* Begin Dataset entries *

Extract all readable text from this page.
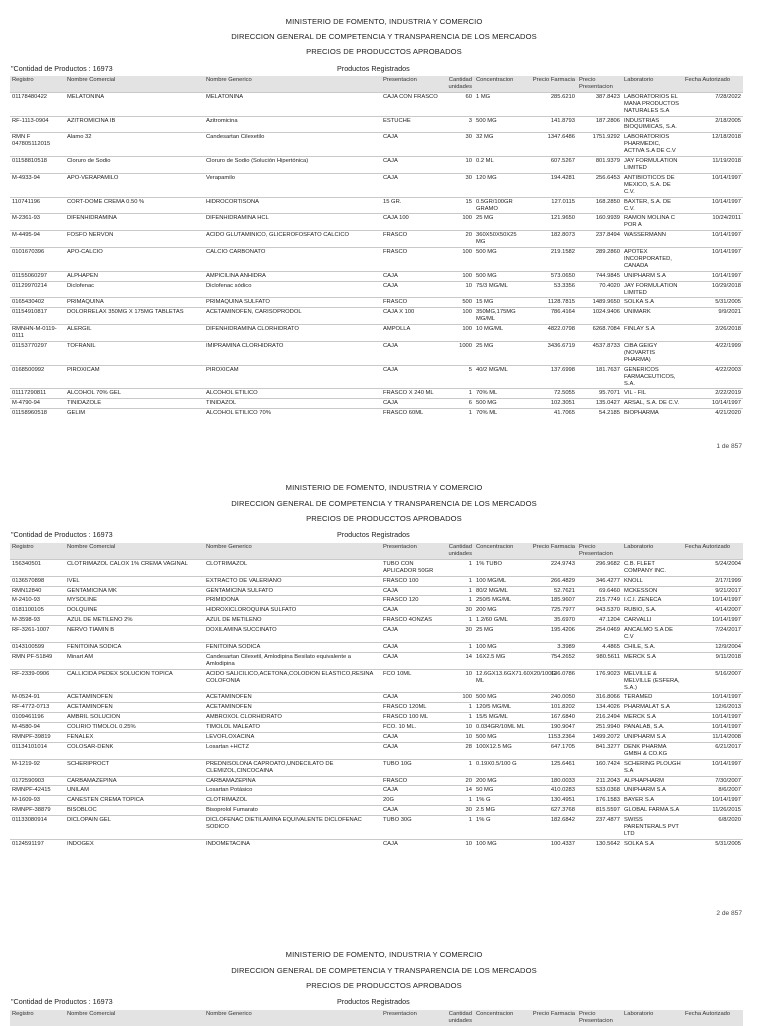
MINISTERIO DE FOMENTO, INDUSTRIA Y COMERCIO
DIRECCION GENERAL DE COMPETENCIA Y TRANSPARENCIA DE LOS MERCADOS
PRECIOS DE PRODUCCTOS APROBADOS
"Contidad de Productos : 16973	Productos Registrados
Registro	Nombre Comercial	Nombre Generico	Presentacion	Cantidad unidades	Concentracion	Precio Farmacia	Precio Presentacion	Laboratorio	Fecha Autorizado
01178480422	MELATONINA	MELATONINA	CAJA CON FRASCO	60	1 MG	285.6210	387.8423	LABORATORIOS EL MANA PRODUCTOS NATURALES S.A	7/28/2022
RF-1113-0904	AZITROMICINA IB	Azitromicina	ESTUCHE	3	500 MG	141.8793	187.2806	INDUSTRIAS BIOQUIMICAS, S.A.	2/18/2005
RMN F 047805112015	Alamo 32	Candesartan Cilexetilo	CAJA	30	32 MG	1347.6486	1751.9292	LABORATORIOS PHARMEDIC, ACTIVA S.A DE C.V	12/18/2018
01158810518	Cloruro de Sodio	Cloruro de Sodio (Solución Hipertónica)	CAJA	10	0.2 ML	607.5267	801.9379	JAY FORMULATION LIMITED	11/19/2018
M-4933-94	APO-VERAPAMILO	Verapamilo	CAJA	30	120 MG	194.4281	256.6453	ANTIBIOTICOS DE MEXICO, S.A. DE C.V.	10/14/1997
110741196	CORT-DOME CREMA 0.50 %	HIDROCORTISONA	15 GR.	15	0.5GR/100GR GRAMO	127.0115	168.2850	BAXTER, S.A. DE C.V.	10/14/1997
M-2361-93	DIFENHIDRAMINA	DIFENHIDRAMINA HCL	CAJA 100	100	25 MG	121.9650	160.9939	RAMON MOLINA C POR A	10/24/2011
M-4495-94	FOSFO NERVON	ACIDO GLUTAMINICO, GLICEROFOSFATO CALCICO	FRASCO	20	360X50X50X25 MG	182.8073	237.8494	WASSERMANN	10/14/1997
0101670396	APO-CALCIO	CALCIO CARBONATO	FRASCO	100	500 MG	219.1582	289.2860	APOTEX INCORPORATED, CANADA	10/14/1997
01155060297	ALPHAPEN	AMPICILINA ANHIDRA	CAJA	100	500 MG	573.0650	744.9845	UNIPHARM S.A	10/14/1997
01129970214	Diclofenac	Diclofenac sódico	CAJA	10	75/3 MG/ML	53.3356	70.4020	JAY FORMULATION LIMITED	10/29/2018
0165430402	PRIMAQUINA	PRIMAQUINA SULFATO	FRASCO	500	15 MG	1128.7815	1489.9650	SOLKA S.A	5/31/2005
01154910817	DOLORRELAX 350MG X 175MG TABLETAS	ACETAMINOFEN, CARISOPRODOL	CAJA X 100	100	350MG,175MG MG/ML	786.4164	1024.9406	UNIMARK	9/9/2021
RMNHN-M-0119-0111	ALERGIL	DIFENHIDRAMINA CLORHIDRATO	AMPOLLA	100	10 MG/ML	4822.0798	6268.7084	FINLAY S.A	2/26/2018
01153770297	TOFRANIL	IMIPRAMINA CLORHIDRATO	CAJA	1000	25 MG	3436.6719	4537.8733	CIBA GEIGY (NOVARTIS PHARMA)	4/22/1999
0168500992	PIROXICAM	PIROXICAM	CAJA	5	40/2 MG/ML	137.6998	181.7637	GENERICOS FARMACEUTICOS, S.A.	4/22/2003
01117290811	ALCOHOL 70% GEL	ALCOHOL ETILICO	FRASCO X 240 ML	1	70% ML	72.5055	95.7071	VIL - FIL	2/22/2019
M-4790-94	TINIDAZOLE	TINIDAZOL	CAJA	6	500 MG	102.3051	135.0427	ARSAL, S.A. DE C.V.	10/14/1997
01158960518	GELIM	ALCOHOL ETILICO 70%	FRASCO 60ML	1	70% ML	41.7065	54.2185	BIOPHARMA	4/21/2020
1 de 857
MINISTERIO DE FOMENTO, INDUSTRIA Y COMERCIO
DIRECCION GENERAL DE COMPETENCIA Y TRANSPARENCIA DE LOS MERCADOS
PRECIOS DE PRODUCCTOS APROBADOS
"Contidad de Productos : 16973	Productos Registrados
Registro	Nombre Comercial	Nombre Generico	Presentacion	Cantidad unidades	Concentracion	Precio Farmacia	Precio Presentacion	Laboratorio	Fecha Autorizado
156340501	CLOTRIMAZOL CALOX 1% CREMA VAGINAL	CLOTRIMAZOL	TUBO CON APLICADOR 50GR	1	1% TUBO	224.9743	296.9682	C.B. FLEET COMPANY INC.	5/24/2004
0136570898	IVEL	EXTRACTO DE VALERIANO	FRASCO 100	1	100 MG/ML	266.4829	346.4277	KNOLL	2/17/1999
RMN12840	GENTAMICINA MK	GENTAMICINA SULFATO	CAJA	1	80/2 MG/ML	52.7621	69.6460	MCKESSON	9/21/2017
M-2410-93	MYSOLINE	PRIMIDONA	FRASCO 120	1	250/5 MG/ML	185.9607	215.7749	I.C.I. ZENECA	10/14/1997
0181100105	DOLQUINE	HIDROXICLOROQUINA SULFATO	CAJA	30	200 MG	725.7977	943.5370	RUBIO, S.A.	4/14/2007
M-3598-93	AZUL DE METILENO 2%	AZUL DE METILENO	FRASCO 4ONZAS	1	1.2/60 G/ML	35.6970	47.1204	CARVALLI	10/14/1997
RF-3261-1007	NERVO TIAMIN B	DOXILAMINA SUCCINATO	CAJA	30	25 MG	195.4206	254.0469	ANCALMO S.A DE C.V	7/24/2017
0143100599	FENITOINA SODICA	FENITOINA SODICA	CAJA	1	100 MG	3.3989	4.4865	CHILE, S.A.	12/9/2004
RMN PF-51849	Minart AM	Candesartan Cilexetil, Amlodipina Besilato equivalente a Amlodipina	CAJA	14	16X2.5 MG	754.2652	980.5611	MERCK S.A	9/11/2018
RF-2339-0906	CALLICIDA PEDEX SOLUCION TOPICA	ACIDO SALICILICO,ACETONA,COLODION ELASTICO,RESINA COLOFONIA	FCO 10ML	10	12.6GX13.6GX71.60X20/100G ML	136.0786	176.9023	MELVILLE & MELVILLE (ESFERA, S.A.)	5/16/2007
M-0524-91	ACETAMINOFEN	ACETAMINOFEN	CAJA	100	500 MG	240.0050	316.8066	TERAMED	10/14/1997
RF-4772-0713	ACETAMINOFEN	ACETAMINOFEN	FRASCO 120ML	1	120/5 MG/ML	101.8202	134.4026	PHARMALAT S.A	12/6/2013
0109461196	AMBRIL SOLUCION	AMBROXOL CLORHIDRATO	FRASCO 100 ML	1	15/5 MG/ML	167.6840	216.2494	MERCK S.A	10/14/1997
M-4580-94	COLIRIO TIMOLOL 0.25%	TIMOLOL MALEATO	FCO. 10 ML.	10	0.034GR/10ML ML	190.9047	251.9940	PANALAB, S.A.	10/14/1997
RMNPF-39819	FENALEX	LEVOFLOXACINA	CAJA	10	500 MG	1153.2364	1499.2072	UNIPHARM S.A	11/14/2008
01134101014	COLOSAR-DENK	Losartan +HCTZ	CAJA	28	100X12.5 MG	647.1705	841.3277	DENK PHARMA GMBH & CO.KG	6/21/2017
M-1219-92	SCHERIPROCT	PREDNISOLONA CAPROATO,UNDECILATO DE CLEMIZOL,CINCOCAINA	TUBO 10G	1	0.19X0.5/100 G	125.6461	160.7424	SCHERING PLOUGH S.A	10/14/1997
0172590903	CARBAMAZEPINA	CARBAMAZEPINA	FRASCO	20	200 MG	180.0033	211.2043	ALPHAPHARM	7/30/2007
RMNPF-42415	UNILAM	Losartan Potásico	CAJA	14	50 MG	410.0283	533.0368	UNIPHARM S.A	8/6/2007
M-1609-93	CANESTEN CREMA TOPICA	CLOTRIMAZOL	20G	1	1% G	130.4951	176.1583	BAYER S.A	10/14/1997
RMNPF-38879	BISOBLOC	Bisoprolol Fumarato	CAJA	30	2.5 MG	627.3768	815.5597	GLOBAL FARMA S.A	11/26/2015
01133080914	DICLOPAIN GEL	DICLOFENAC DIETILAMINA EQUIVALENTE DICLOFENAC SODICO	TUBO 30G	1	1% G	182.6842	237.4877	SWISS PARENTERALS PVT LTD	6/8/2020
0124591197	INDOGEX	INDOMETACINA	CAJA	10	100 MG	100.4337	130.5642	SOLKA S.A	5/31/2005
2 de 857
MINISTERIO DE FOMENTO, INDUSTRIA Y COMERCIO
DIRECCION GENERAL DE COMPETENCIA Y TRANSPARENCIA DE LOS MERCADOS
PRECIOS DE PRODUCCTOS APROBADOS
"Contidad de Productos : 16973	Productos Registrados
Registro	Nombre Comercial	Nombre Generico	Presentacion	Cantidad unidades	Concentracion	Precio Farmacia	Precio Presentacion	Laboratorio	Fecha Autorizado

* End Dataset entries *
* Begin Dataset entries *

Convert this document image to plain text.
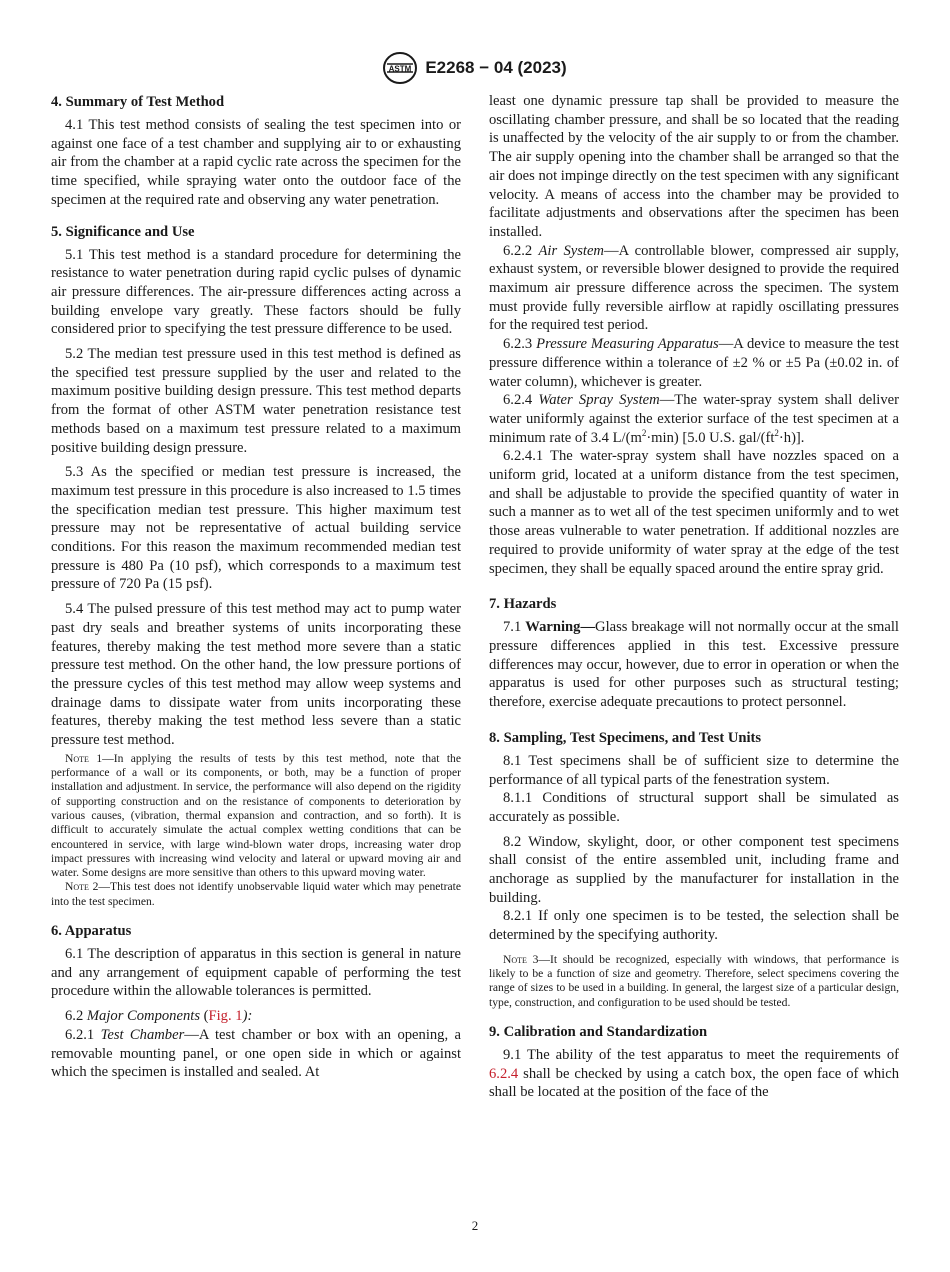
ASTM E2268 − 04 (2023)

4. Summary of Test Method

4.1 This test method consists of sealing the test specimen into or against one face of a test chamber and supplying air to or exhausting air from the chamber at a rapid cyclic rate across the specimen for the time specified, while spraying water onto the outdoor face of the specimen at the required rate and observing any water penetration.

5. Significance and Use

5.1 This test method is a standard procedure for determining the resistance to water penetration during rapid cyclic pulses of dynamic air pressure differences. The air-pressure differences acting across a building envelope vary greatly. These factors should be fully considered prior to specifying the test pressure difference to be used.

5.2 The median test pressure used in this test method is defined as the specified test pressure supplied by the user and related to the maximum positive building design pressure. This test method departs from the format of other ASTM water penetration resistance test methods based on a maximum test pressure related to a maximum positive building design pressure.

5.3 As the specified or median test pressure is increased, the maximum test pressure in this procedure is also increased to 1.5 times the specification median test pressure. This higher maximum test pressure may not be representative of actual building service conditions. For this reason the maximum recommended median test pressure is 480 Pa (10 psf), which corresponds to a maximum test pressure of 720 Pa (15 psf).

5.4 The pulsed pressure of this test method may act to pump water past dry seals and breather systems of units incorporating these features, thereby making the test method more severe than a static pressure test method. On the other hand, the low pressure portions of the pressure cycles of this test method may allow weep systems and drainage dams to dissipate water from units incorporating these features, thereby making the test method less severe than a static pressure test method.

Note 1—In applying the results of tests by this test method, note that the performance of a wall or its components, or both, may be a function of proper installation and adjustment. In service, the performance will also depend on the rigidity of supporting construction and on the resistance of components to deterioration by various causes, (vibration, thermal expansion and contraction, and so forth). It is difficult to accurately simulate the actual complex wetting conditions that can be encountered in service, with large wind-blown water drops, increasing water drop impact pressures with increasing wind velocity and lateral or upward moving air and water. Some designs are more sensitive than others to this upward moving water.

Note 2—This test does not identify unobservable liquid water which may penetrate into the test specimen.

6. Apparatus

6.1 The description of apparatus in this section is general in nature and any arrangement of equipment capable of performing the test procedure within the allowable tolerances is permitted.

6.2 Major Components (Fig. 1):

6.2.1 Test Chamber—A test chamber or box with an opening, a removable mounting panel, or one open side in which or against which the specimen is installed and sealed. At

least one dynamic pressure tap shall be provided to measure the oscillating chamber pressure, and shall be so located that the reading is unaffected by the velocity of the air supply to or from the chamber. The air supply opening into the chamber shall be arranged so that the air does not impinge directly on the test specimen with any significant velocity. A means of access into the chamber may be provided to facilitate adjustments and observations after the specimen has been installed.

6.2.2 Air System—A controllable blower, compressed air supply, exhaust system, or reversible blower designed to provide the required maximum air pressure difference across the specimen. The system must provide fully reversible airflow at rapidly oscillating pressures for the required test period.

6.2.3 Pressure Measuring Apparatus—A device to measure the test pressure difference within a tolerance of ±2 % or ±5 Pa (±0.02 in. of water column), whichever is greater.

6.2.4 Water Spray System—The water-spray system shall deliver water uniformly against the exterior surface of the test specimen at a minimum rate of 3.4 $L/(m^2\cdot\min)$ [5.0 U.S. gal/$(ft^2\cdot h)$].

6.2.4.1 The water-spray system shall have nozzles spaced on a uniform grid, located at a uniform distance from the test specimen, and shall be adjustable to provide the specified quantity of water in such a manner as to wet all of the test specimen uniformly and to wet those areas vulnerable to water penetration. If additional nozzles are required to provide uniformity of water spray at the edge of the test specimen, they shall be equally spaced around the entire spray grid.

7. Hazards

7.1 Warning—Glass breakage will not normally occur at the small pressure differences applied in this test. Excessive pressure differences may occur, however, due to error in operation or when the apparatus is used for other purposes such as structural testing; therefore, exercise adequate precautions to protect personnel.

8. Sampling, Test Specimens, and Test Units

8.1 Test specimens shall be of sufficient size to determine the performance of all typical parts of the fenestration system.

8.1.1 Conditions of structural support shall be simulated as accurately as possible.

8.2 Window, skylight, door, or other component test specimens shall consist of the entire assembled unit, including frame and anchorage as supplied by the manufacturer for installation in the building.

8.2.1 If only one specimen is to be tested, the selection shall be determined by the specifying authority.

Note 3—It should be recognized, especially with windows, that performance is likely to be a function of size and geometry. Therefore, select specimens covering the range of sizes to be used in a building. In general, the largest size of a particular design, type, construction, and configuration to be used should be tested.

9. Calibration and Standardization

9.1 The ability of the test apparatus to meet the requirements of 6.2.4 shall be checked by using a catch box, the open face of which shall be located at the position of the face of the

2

* End Dataset entries *

## Problem statement
From the data, list each line in which the string "does" appears.

## Correct output
Note 2—This test does not identify unobservable liquid water which may penetrate into the test specimen.
least one dynamic pressure tap shall be provided to measure the oscillating chamber pressure, and shall be so located that the reading is unaffected by the velocity of the air supply to or from the chamber. The air supply opening into the chamber shall be arranged so that the air does not impinge directly on the test specimen with any significant velocity. A means of access into the chamber may be provided to facilitate adjustments and observations after the specimen has been installed.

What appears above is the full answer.